**Problem statement:** In the entries that follow, count each line containing "enter" and state the total, nothing more.
[Start Records supplied]
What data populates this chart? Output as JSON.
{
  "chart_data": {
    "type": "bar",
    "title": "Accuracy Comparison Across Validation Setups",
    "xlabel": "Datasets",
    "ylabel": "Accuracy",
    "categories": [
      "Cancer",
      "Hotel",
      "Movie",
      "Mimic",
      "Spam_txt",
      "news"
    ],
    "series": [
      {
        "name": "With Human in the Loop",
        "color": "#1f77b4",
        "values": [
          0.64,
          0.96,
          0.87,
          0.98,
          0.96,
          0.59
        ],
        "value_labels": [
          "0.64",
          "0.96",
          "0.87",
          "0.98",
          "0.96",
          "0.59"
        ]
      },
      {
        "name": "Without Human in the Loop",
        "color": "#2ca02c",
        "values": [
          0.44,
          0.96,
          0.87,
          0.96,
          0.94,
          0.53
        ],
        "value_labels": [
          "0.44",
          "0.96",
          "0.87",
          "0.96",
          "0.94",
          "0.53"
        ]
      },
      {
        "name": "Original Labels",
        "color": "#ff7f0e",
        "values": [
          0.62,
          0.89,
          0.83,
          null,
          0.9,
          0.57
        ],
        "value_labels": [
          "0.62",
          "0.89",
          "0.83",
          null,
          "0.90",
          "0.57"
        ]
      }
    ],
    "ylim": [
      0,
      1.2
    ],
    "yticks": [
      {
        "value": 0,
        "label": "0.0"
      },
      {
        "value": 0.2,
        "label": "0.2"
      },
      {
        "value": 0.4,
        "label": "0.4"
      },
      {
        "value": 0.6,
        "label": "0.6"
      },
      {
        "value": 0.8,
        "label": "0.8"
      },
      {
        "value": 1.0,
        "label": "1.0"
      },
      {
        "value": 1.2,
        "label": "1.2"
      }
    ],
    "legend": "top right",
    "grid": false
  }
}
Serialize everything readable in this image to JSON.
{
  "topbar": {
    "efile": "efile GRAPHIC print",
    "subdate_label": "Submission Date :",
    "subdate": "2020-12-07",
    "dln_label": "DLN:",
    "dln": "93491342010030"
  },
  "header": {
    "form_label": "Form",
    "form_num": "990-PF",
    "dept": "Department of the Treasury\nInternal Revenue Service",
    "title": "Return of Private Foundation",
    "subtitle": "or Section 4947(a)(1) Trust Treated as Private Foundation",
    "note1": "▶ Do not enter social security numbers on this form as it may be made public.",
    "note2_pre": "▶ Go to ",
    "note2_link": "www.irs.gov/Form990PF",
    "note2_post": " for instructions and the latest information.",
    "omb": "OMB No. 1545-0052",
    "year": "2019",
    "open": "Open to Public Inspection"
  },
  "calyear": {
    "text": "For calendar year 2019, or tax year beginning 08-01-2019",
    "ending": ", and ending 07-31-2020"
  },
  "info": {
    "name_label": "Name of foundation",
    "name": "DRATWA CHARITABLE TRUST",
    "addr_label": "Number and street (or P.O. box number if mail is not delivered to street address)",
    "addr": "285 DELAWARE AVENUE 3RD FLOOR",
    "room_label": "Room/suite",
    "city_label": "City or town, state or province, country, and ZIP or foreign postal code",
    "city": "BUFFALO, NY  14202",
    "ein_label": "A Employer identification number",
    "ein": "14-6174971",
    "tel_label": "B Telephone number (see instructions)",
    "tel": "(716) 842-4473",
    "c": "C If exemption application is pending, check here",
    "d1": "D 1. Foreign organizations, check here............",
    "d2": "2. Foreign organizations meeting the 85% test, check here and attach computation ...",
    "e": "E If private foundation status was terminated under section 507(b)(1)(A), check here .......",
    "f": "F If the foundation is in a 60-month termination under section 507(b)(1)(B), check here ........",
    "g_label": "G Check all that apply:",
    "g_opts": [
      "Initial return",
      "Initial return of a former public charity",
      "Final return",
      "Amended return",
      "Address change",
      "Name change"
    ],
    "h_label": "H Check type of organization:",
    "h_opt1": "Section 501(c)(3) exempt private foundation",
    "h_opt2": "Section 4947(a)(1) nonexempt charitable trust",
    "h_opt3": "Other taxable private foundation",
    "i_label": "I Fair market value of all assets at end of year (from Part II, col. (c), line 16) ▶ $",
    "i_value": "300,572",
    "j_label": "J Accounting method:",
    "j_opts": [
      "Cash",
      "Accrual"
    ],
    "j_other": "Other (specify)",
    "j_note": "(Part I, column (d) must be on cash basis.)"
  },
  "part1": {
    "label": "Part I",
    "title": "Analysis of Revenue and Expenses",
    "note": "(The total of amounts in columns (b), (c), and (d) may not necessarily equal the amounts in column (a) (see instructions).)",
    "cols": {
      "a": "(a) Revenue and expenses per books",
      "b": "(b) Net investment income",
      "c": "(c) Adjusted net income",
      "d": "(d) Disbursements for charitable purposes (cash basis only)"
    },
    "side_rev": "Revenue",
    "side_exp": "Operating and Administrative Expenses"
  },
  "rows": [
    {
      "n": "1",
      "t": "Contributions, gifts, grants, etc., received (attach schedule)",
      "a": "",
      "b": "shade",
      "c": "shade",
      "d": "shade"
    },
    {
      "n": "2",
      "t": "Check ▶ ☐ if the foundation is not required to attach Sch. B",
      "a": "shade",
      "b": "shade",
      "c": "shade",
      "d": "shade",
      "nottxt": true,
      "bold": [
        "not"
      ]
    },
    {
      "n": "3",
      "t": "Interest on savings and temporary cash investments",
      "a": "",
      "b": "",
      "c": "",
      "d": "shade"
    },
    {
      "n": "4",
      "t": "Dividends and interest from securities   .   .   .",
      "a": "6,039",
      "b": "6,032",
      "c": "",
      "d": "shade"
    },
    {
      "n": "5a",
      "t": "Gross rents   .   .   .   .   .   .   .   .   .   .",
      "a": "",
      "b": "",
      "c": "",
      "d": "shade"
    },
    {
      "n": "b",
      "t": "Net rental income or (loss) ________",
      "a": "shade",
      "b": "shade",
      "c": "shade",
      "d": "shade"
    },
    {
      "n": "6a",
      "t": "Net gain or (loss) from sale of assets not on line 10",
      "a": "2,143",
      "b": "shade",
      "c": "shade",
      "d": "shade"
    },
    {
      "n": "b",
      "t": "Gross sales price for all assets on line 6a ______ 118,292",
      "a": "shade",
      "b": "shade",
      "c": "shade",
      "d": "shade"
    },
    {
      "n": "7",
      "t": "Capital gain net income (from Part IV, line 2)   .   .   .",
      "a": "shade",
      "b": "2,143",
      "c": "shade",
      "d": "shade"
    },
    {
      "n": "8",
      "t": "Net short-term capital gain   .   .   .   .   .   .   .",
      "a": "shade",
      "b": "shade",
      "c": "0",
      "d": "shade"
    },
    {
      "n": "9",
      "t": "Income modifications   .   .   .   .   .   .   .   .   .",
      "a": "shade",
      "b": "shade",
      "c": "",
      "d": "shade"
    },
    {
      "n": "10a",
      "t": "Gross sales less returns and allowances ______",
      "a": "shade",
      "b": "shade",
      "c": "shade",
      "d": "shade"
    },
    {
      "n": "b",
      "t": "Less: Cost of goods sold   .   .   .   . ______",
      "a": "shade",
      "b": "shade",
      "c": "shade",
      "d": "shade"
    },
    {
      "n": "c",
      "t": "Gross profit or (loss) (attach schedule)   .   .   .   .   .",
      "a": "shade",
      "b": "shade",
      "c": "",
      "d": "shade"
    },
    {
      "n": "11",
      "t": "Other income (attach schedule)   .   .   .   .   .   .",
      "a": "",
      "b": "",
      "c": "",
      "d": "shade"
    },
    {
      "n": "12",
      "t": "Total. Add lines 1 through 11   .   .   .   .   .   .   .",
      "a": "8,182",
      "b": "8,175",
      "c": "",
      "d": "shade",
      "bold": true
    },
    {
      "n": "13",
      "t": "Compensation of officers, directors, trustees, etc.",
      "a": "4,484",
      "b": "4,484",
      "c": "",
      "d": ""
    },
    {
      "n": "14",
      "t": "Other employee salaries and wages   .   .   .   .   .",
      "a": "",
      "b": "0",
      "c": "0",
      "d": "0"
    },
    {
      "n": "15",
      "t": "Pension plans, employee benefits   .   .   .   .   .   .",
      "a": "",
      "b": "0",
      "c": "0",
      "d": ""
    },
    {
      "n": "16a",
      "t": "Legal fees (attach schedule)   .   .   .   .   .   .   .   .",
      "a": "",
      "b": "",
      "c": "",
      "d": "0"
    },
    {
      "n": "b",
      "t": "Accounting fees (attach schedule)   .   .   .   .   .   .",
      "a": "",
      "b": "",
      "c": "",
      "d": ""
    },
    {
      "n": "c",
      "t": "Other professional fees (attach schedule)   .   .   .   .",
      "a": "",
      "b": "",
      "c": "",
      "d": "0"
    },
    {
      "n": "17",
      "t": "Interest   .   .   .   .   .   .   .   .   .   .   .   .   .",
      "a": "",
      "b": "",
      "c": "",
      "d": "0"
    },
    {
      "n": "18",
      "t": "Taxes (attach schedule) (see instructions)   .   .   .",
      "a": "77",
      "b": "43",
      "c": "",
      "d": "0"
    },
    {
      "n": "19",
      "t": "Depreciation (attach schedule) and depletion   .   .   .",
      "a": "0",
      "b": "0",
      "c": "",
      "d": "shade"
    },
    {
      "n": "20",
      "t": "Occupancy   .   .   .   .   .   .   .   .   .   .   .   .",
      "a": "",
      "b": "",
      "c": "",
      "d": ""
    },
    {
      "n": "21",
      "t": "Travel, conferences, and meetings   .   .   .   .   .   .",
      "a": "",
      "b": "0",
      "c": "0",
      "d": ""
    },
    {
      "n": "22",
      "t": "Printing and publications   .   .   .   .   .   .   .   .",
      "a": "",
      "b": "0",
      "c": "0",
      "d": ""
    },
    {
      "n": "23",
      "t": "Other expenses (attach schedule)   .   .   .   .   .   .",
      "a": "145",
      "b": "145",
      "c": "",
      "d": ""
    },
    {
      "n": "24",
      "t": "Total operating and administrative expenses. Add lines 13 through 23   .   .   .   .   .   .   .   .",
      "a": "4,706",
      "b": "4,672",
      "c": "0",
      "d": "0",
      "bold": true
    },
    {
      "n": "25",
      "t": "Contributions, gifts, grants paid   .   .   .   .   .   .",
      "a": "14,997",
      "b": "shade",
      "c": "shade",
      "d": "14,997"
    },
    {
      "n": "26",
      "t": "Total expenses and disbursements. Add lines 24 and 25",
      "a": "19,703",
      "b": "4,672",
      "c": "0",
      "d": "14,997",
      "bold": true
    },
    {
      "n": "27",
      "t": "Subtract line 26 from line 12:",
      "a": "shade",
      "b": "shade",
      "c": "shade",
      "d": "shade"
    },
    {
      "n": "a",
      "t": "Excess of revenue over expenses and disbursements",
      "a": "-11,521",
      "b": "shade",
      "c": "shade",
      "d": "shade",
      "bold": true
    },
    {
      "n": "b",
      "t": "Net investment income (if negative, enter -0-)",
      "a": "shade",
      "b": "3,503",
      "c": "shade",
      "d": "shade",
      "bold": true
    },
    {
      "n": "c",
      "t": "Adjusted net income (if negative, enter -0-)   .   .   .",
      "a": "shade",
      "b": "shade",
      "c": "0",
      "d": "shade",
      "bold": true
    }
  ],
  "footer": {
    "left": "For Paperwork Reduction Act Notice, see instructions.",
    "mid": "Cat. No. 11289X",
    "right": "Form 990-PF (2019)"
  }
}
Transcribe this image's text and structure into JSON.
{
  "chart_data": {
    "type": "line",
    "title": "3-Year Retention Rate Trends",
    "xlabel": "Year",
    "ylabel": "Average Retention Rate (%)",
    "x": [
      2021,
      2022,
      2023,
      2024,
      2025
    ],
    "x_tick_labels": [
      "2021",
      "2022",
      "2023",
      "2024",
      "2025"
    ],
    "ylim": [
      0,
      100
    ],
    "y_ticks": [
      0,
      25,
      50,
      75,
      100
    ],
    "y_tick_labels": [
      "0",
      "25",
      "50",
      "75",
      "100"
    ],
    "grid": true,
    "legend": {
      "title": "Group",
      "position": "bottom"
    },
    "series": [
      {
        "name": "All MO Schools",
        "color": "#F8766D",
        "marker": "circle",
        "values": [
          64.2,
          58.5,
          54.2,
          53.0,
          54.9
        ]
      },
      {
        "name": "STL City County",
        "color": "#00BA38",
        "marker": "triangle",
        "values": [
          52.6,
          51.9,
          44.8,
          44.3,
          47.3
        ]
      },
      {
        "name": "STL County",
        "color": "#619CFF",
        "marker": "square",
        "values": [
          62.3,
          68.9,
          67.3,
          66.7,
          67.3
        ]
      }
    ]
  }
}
[End Records supplied]
**Expected output:** 3